DIRECTION ::
Records follow. Copy every line with "length".

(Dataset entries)
— begin —
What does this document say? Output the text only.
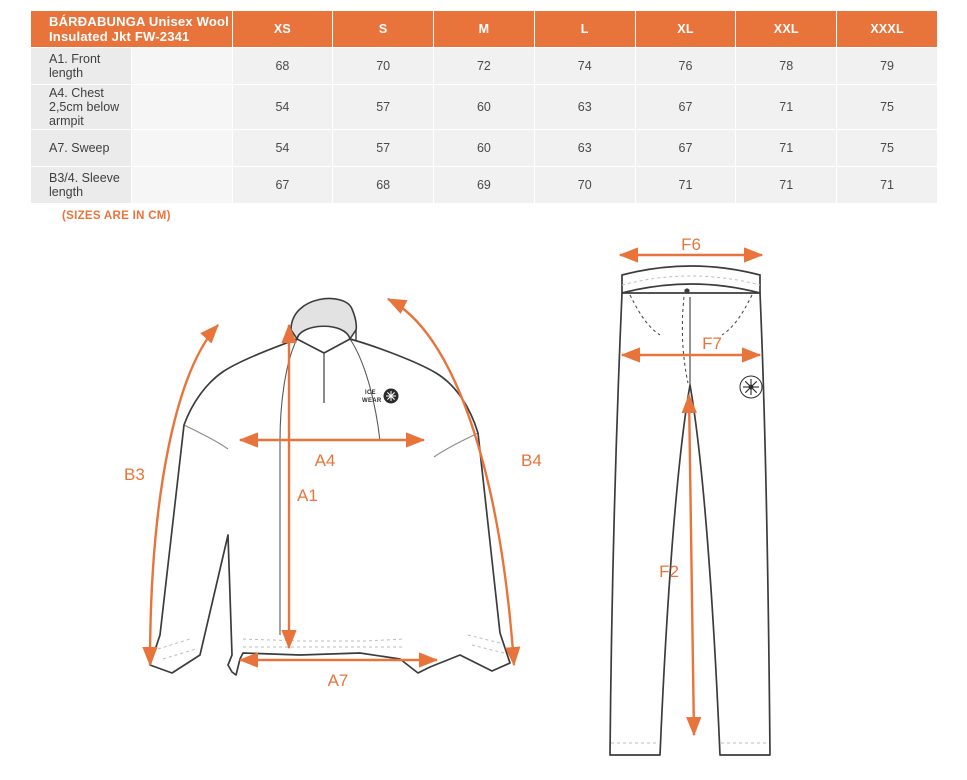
BÁRÐABUNGA Unisex Wool Insulated Jkt FW-2341		XS	S	M	L	XL	XXL	XXXL
A1. Front length		68	70	72	74	76	78	79
A4. Chest 2,5cm below armpit		54	57	60	63	67	71	75
A7. Sweep		54	57	60	63	67	71	75
B3/4. Sleeve length		67	68	69	70	71	71	71
(SIZES ARE IN CM)
ICE
WEAR
B3
B4
A4
A1
A7
F6
F7
F2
— end —
SOLUTION FOR THIS EXERCISE ::
A1. Front length		68	70	72	74	76	78	79
B3/4. Sleeve length		67	68	69	70	71	71	71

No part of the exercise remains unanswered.